*** Material for the task
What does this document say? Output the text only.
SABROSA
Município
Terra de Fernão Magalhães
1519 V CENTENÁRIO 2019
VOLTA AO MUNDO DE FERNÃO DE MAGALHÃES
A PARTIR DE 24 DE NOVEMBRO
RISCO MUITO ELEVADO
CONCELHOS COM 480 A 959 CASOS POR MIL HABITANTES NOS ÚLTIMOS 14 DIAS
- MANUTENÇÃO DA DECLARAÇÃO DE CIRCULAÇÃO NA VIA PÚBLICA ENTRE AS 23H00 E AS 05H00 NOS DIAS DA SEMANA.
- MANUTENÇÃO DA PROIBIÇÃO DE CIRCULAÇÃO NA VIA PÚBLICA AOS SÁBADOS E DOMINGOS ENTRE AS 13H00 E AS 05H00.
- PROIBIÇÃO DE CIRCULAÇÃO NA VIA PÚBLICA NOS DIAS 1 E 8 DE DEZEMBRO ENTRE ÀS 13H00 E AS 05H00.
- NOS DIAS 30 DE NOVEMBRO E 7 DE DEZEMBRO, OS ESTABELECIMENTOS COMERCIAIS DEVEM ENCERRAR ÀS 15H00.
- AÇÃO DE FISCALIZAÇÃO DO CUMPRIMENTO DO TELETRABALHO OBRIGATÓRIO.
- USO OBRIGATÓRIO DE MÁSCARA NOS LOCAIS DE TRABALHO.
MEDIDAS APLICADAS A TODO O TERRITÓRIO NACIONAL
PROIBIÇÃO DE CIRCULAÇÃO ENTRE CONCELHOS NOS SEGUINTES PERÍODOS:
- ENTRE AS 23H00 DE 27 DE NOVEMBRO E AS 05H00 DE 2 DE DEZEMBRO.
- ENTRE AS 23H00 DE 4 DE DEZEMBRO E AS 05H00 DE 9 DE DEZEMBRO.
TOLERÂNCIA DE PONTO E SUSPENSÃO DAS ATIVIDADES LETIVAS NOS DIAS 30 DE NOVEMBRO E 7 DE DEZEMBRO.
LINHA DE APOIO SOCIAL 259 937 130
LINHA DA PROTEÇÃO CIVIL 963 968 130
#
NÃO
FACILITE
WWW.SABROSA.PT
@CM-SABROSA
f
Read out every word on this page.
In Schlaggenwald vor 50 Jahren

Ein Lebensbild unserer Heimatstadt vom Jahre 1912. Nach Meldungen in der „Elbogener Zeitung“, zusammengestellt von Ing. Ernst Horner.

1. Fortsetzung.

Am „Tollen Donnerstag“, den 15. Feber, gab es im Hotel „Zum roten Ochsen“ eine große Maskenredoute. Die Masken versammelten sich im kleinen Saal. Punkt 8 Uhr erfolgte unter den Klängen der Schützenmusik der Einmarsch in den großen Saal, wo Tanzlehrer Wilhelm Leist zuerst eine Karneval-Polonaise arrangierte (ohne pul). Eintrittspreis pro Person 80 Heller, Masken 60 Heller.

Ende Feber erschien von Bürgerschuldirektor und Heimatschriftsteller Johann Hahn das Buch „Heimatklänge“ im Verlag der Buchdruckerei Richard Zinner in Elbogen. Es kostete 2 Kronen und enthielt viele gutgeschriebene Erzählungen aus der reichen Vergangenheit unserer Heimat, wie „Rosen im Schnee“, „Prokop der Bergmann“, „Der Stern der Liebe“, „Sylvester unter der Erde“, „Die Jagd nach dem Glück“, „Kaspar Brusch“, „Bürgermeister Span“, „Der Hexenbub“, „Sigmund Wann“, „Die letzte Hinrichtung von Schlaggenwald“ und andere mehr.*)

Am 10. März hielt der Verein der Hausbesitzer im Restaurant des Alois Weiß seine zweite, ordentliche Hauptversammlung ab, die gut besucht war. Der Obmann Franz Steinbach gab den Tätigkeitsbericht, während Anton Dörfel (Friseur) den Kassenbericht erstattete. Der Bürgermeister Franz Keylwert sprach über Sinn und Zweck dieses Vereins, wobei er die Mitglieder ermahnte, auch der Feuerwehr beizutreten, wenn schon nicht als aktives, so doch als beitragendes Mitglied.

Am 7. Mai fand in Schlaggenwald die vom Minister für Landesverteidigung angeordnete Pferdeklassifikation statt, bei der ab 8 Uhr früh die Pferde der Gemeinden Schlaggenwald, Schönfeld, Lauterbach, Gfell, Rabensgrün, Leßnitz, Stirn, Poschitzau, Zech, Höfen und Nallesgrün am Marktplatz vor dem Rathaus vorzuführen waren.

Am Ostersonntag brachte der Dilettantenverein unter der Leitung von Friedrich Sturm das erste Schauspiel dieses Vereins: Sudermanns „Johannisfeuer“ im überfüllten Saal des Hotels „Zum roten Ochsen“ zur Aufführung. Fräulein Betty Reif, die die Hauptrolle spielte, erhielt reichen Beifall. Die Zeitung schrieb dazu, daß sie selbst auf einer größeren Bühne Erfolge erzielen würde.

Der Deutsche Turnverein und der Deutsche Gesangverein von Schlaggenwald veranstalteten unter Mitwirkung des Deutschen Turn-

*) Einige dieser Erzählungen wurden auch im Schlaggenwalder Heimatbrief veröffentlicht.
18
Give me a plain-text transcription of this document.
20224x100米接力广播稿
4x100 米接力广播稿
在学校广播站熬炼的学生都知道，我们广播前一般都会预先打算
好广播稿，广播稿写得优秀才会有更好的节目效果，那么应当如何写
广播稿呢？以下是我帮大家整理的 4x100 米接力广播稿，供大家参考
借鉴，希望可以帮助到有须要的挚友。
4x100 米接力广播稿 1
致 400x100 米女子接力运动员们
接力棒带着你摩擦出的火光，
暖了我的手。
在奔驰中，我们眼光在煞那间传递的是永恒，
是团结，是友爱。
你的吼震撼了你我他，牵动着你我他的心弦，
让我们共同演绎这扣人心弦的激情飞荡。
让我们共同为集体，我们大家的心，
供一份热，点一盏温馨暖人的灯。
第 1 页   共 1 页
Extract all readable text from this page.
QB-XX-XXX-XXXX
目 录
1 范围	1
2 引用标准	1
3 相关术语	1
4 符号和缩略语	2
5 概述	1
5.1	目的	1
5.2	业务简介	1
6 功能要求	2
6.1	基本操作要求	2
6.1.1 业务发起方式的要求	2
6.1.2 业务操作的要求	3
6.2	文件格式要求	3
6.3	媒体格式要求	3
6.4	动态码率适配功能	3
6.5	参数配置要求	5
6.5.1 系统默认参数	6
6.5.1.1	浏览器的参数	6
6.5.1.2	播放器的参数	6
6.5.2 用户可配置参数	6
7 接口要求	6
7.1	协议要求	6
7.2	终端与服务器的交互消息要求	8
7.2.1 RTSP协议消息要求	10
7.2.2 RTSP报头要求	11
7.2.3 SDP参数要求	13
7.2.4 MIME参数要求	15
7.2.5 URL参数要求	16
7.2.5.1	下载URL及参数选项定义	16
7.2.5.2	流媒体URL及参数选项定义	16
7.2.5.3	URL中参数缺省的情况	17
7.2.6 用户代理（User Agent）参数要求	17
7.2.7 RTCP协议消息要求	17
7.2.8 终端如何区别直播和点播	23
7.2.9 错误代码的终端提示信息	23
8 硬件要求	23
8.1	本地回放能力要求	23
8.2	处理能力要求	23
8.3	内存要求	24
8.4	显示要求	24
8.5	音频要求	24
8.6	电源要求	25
******
→ What you should do:
Output the complete data exactly as written.

→ Written answer:
What does this document say? Output the text only.
SABROSA
Município
Terra de Fernão Magalhães
1519 V CENTENÁRIO 2019
VOLTA AO MUNDO DE FERNÃO DE MAGALHÃES
A PARTIR DE 24 DE NOVEMBRO
RISCO MUITO ELEVADO
CONCELHOS COM 480 A 959 CASOS POR MIL HABITANTES NOS ÚLTIMOS 14 DIAS
- MANUTENÇÃO DA DECLARAÇÃO DE CIRCULAÇÃO NA VIA PÚBLICA ENTRE AS 23H00 E AS 05H00 NOS DIAS DA SEMANA.
- MANUTENÇÃO DA PROIBIÇÃO DE CIRCULAÇÃO NA VIA PÚBLICA AOS SÁBADOS E DOMINGOS ENTRE AS 13H00 E AS 05H00.
- PROIBIÇÃO DE CIRCULAÇÃO NA VIA PÚBLICA NOS DIAS 1 E 8 DE DEZEMBRO ENTRE ÀS 13H00 E AS 05H00.
- NOS DIAS 30 DE NOVEMBRO E 7 DE DEZEMBRO, OS ESTABELECIMENTOS COMERCIAIS DEVEM ENCERRAR ÀS 15H00.
- AÇÃO DE FISCALIZAÇÃO DO CUMPRIMENTO DO TELETRABALHO OBRIGATÓRIO.
- USO OBRIGATÓRIO DE MÁSCARA NOS LOCAIS DE TRABALHO.
MEDIDAS APLICADAS A TODO O TERRITÓRIO NACIONAL
PROIBIÇÃO DE CIRCULAÇÃO ENTRE CONCELHOS NOS SEGUINTES PERÍODOS:
- ENTRE AS 23H00 DE 27 DE NOVEMBRO E AS 05H00 DE 2 DE DEZEMBRO.
- ENTRE AS 23H00 DE 4 DE DEZEMBRO E AS 05H00 DE 9 DE DEZEMBRO.
TOLERÂNCIA DE PONTO E SUSPENSÃO DAS ATIVIDADES LETIVAS NOS DIAS 30 DE NOVEMBRO E 7 DE DEZEMBRO.
LINHA DE APOIO SOCIAL 259 937 130
LINHA DA PROTEÇÃO CIVIL 963 968 130
#
NÃO
FACILITE
WWW.SABROSA.PT
@CM-SABROSA
f
Read out every word on this page.
In Schlaggenwald vor 50 Jahren

Ein Lebensbild unserer Heimatstadt vom Jahre 1912. Nach Meldungen in der „Elbogener Zeitung“, zusammengestellt von Ing. Ernst Horner.

1. Fortsetzung.

Am „Tollen Donnerstag“, den 15. Feber, gab es im Hotel „Zum roten Ochsen“ eine große Maskenredoute. Die Masken versammelten sich im kleinen Saal. Punkt 8 Uhr erfolgte unter den Klängen der Schützenmusik der Einmarsch in den großen Saal, wo Tanzlehrer Wilhelm Leist zuerst eine Karneval-Polonaise arrangierte (ohne pul). Eintrittspreis pro Person 80 Heller, Masken 60 Heller.

Ende Feber erschien von Bürgerschuldirektor und Heimatschriftsteller Johann Hahn das Buch „Heimatklänge“ im Verlag der Buchdruckerei Richard Zinner in Elbogen. Es kostete 2 Kronen und enthielt viele gutgeschriebene Erzählungen aus der reichen Vergangenheit unserer Heimat, wie „Rosen im Schnee“, „Prokop der Bergmann“, „Der Stern der Liebe“, „Sylvester unter der Erde“, „Die Jagd nach dem Glück“, „Kaspar Brusch“, „Bürgermeister Span“, „Der Hexenbub“, „Sigmund Wann“, „Die letzte Hinrichtung von Schlaggenwald“ und andere mehr.*)

Am 10. März hielt der Verein der Hausbesitzer im Restaurant des Alois Weiß seine zweite, ordentliche Hauptversammlung ab, die gut besucht war. Der Obmann Franz Steinbach gab den Tätigkeitsbericht, während Anton Dörfel (Friseur) den Kassenbericht erstattete. Der Bürgermeister Franz Keylwert sprach über Sinn und Zweck dieses Vereins, wobei er die Mitglieder ermahnte, auch der Feuerwehr beizutreten, wenn schon nicht als aktives, so doch als beitragendes Mitglied.

Am 7. Mai fand in Schlaggenwald die vom Minister für Landesverteidigung angeordnete Pferdeklassifikation statt, bei der ab 8 Uhr früh die Pferde der Gemeinden Schlaggenwald, Schönfeld, Lauterbach, Gfell, Rabensgrün, Leßnitz, Stirn, Poschitzau, Zech, Höfen und Nallesgrün am Marktplatz vor dem Rathaus vorzuführen waren.

Am Ostersonntag brachte der Dilettantenverein unter der Leitung von Friedrich Sturm das erste Schauspiel dieses Vereins: Sudermanns „Johannisfeuer“ im überfüllten Saal des Hotels „Zum roten Ochsen“ zur Aufführung. Fräulein Betty Reif, die die Hauptrolle spielte, erhielt reichen Beifall. Die Zeitung schrieb dazu, daß sie selbst auf einer größeren Bühne Erfolge erzielen würde.

Der Deutsche Turnverein und der Deutsche Gesangverein von Schlaggenwald veranstalteten unter Mitwirkung des Deutschen Turn-

*) Einige dieser Erzählungen wurden auch im Schlaggenwalder Heimatbrief veröffentlicht.
18
Give me a plain-text transcription of this document.
20224x100米接力广播稿
4x100 米接力广播稿
在学校广播站熬炼的学生都知道，我们广播前一般都会预先打算
好广播稿，广播稿写得优秀才会有更好的节目效果，那么应当如何写
广播稿呢？以下是我帮大家整理的 4x100 米接力广播稿，供大家参考
借鉴，希望可以帮助到有须要的挚友。
4x100 米接力广播稿 1
致 400x100 米女子接力运动员们
接力棒带着你摩擦出的火光，
暖了我的手。
在奔驰中，我们眼光在煞那间传递的是永恒，
是团结，是友爱。
你的吼震撼了你我他，牵动着你我他的心弦，
让我们共同演绎这扣人心弦的激情飞荡。
让我们共同为集体，我们大家的心，
供一份热，点一盏温馨暖人的灯。
第 1 页   共 1 页
Extract all readable text from this page.
QB-XX-XXX-XXXX
目 录
1 范围	1
2 引用标准	1
3 相关术语	1
4 符号和缩略语	2
5 概述	1
5.1	目的	1
5.2	业务简介	1
6 功能要求	2
6.1	基本操作要求	2
6.1.1 业务发起方式的要求	2
6.1.2 业务操作的要求	3
6.2	文件格式要求	3
6.3	媒体格式要求	3
6.4	动态码率适配功能	3
6.5	参数配置要求	5
6.5.1 系统默认参数	6
6.5.1.1	浏览器的参数	6
6.5.1.2	播放器的参数	6
6.5.2 用户可配置参数	6
7 接口要求	6
7.1	协议要求	6
7.2	终端与服务器的交互消息要求	8
7.2.1 RTSP协议消息要求	10
7.2.2 RTSP报头要求	11
7.2.3 SDP参数要求	13
7.2.4 MIME参数要求	15
7.2.5 URL参数要求	16
7.2.5.1	下载URL及参数选项定义	16
7.2.5.2	流媒体URL及参数选项定义	16
7.2.5.3	URL中参数缺省的情况	17
7.2.6 用户代理（User Agent）参数要求	17
7.2.7 RTCP协议消息要求	17
7.2.8 终端如何区别直播和点播	23
7.2.9 错误代码的终端提示信息	23
8 硬件要求	23
8.1	本地回放能力要求	23
8.2	处理能力要求	23
8.3	内存要求	24
8.4	显示要求	24
8.5	音频要求	24
8.6	电源要求	25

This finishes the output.